*EXERCISE DIRECTIONS:*
Reproduce all of the data word for word.

*EXERCISE INPUTS:*
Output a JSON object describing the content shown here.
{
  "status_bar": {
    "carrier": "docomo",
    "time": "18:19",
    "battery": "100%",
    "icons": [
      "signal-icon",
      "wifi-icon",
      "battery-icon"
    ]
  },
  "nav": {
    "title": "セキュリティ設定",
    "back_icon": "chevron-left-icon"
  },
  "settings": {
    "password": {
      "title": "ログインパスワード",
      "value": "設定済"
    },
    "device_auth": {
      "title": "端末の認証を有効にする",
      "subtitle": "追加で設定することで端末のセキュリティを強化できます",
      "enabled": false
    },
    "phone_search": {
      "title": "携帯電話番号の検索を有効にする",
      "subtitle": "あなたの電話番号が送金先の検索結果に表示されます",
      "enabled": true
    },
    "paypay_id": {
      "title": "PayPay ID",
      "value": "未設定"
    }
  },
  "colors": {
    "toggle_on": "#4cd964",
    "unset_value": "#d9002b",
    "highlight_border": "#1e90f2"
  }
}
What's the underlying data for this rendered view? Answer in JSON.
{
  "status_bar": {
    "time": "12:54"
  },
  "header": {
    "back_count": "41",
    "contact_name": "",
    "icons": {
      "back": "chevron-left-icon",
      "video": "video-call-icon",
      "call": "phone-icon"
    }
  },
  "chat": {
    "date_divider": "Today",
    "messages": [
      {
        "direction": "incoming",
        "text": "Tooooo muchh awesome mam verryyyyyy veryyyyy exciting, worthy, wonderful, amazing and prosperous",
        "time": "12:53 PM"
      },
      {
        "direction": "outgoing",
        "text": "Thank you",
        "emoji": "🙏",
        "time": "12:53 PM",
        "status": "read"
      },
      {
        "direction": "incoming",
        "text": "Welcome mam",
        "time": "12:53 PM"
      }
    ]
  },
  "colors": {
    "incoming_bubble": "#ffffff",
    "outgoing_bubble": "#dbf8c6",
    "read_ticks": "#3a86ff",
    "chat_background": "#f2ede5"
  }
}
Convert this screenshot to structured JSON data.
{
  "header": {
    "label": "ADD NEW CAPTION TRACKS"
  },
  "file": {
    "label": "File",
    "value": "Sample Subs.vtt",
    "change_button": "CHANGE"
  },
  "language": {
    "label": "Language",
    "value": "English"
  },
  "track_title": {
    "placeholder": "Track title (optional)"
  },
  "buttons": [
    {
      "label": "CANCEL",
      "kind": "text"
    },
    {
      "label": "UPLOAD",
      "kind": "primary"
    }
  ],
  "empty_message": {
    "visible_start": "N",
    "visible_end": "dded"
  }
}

*FINAL ANSWER:*
Output a JSON object describing the content shown here.
{
  "status_bar": {
    "carrier": "docomo",
    "time": "18:19",
    "battery": "100%",
    "icons": [
      "signal-icon",
      "wifi-icon",
      "battery-icon"
    ]
  },
  "nav": {
    "title": "セキュリティ設定",
    "back_icon": "chevron-left-icon"
  },
  "settings": {
    "password": {
      "title": "ログインパスワード",
      "value": "設定済"
    },
    "device_auth": {
      "title": "端末の認証を有効にする",
      "subtitle": "追加で設定することで端末のセキュリティを強化できます",
      "enabled": false
    },
    "phone_search": {
      "title": "携帯電話番号の検索を有効にする",
      "subtitle": "あなたの電話番号が送金先の検索結果に表示されます",
      "enabled": true
    },
    "paypay_id": {
      "title": "PayPay ID",
      "value": "未設定"
    }
  },
  "colors": {
    "toggle_on": "#4cd964",
    "unset_value": "#d9002b",
    "highlight_border": "#1e90f2"
  }
}
What's the underlying data for this rendered view? Answer in JSON.
{
  "status_bar": {
    "time": "12:54"
  },
  "header": {
    "back_count": "41",
    "contact_name": "",
    "icons": {
      "back": "chevron-left-icon",
      "video": "video-call-icon",
      "call": "phone-icon"
    }
  },
  "chat": {
    "date_divider": "Today",
    "messages": [
      {
        "direction": "incoming",
        "text": "Tooooo muchh awesome mam verryyyyyy veryyyyy exciting, worthy, wonderful, amazing and prosperous",
        "time": "12:53 PM"
      },
      {
        "direction": "outgoing",
        "text": "Thank you",
        "emoji": "🙏",
        "time": "12:53 PM",
        "status": "read"
      },
      {
        "direction": "incoming",
        "text": "Welcome mam",
        "time": "12:53 PM"
      }
    ]
  },
  "colors": {
    "incoming_bubble": "#ffffff",
    "outgoing_bubble": "#dbf8c6",
    "read_ticks": "#3a86ff",
    "chat_background": "#f2ede5"
  }
}
Convert this screenshot to structured JSON data.
{
  "header": {
    "label": "ADD NEW CAPTION TRACKS"
  },
  "file": {
    "label": "File",
    "value": "Sample Subs.vtt",
    "change_button": "CHANGE"
  },
  "language": {
    "label": "Language",
    "value": "English"
  },
  "track_title": {
    "placeholder": "Track title (optional)"
  },
  "buttons": [
    {
      "label": "CANCEL",
      "kind": "text"
    },
    {
      "label": "UPLOAD",
      "kind": "primary"
    }
  ],
  "empty_message": {
    "visible_start": "N",
    "visible_end": "dded"
  }
}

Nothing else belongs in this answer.